• Directive
All the entries need to be quoted exactly, apart from the pictures, which you should drop.

◇ ◇ ◇ ◇

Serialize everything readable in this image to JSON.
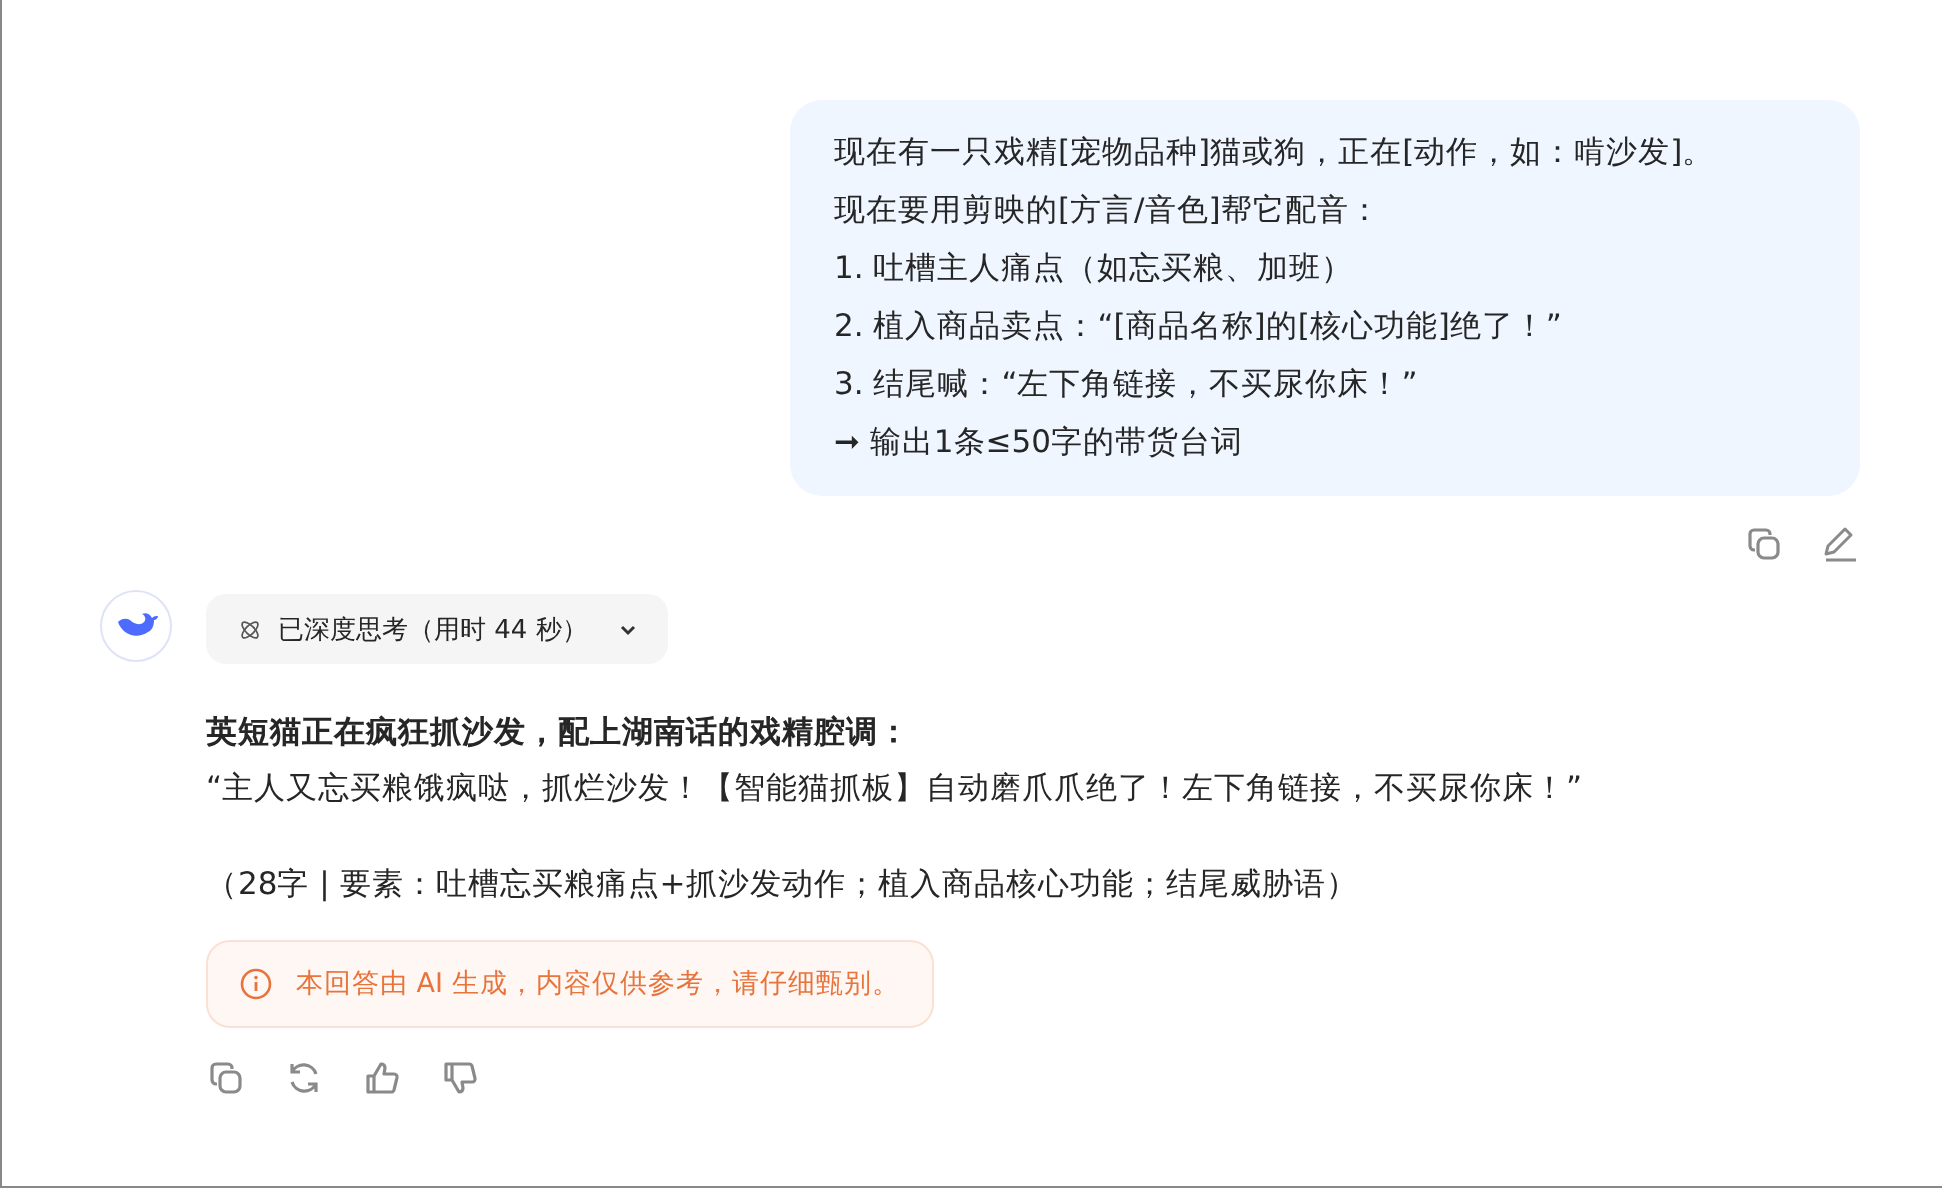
{
  "user_message": {
    "lines": [
      "现在有一只戏精[宠物品种]猫或狗，正在[动作，如：啃沙发]。",
      "现在要用剪映的[方言/音色]帮它配音：",
      "1. 吐槽主人痛点（如忘买粮、加班）",
      "2. 植入商品卖点：“[商品名称]的[核心功能]绝了！”",
      "3. 结尾喊：“左下角链接，不买尿你床！”",
      "➞ 输出1条≤50字的带货台词"
    ]
  },
  "thinking": {
    "label": "已深度思考（用时 44 秒）",
    "expanded": false
  },
  "answer": {
    "heading": "英短猫正在疯狂抓沙发，配上湖南话的戏精腔调：",
    "quote": "“主人又忘买粮饿疯哒，抓烂沙发！【智能猫抓板】自动磨爪爪绝了！左下角链接，不买尿你床！”",
    "note": "（28字 | 要素：吐槽忘买粮痛点+抓沙发动作；植入商品核心功能；结尾威胁语）"
  },
  "disclaimer": "本回答由 AI 生成，内容仅供参考，请仔细甄别。"
}
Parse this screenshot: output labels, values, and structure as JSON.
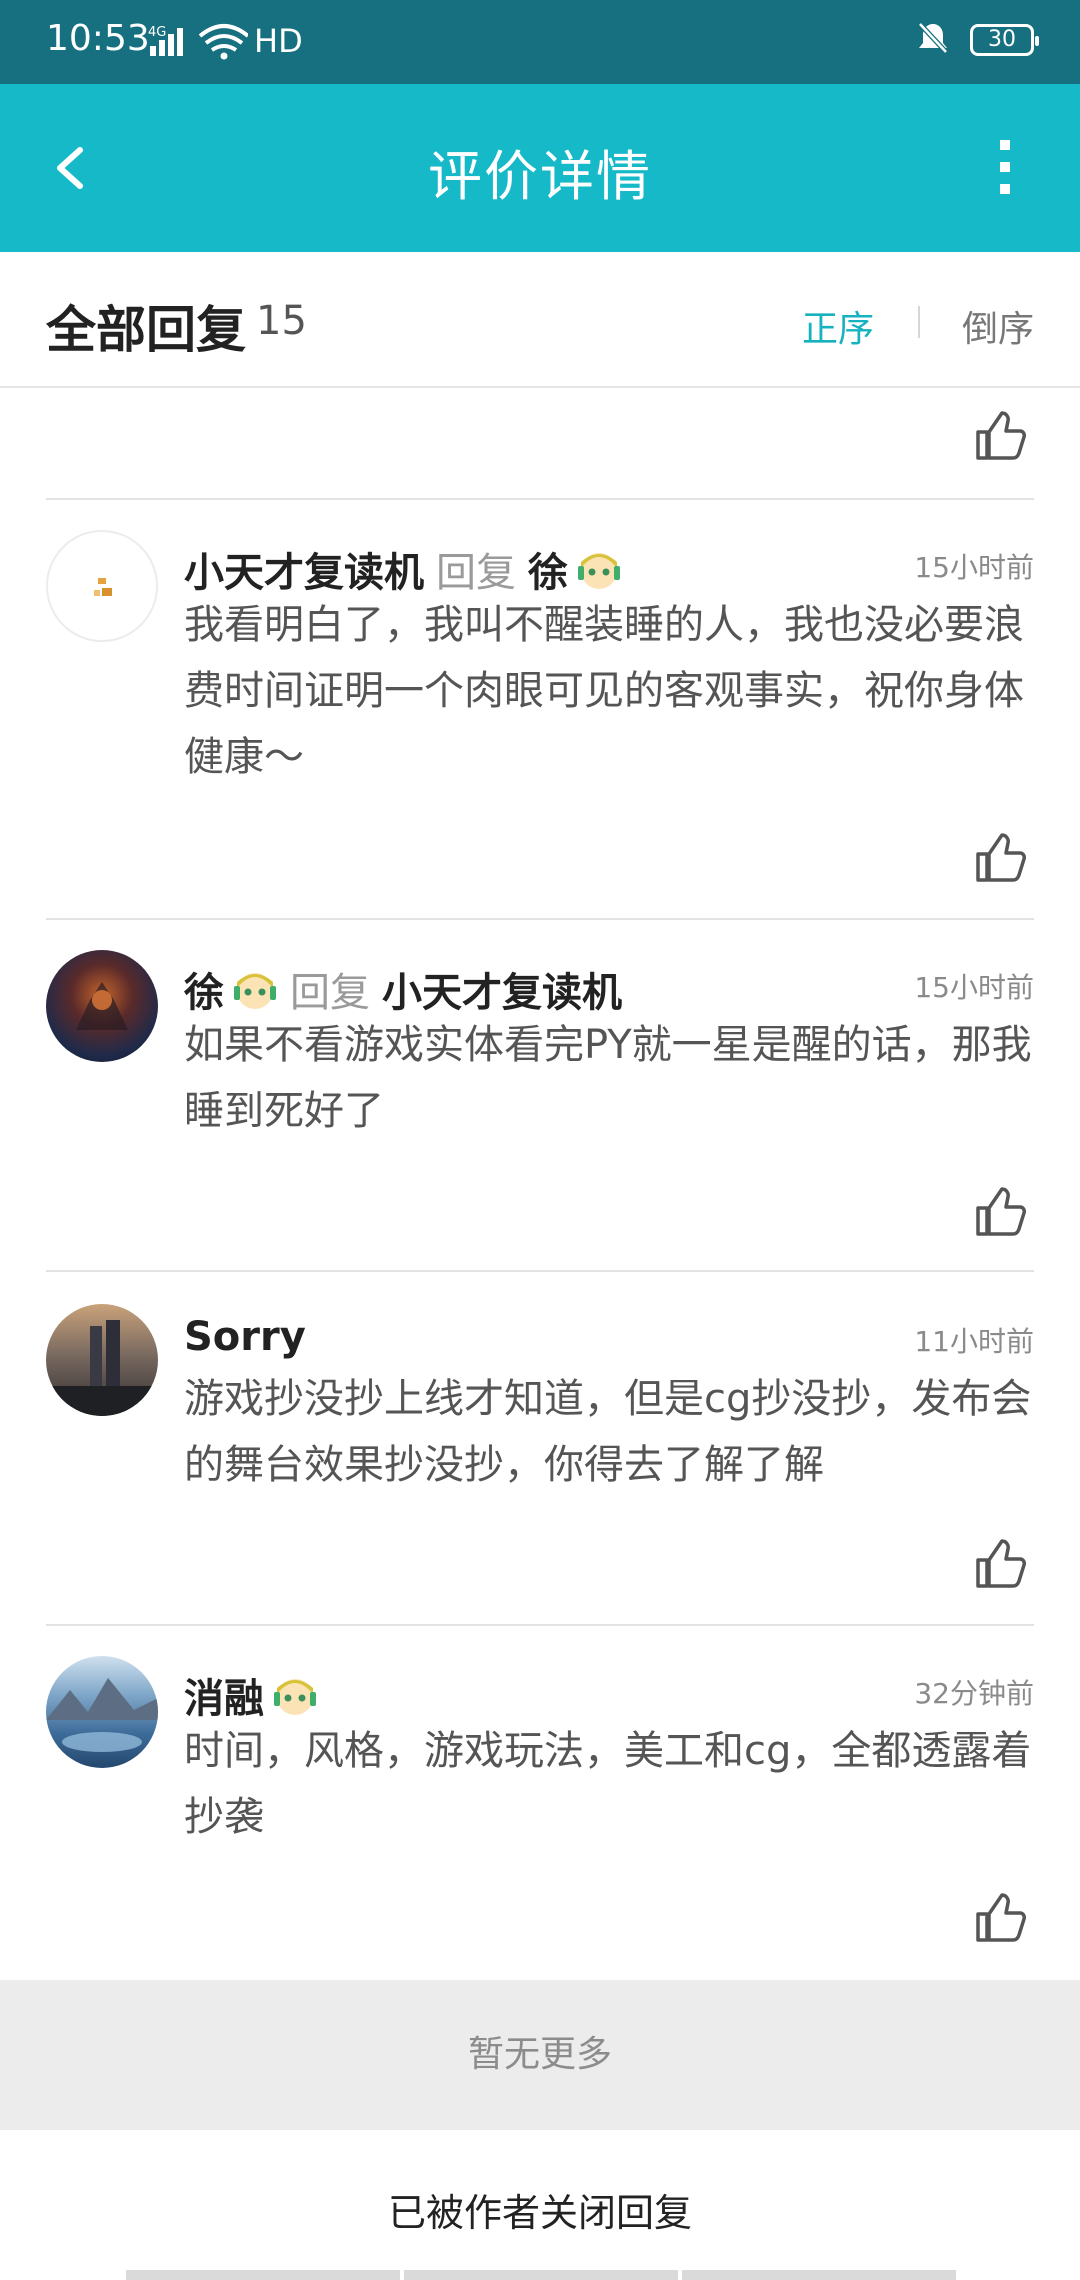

◇ ◇ ◇ ◇

• Answer for this exercise
Serialize everything readable in this image to JSON.
{
  "user_message": {
    "lines": [
      "现在有一只戏精[宠物品种]猫或狗，正在[动作，如：啃沙发]。",
      "现在要用剪映的[方言/音色]帮它配音：",
      "1. 吐槽主人痛点（如忘买粮、加班）",
      "2. 植入商品卖点：“[商品名称]的[核心功能]绝了！”",
      "3. 结尾喊：“左下角链接，不买尿你床！”",
      "➞ 输出1条≤50字的带货台词"
    ]
  },
  "thinking": {
    "label": "已深度思考（用时 44 秒）",
    "expanded": false
  },
  "answer": {
    "heading": "英短猫正在疯狂抓沙发，配上湖南话的戏精腔调：",
    "quote": "“主人又忘买粮饿疯哒，抓烂沙发！【智能猫抓板】自动磨爪爪绝了！左下角链接，不买尿你床！”",
    "note": "（28字 | 要素：吐槽忘买粮痛点+抓沙发动作；植入商品核心功能；结尾威胁语）"
  },
  "disclaimer": "本回答由 AI 生成，内容仅供参考，请仔细甄别。"
}
Parse this screenshot: output labels, values, and structure as JSON.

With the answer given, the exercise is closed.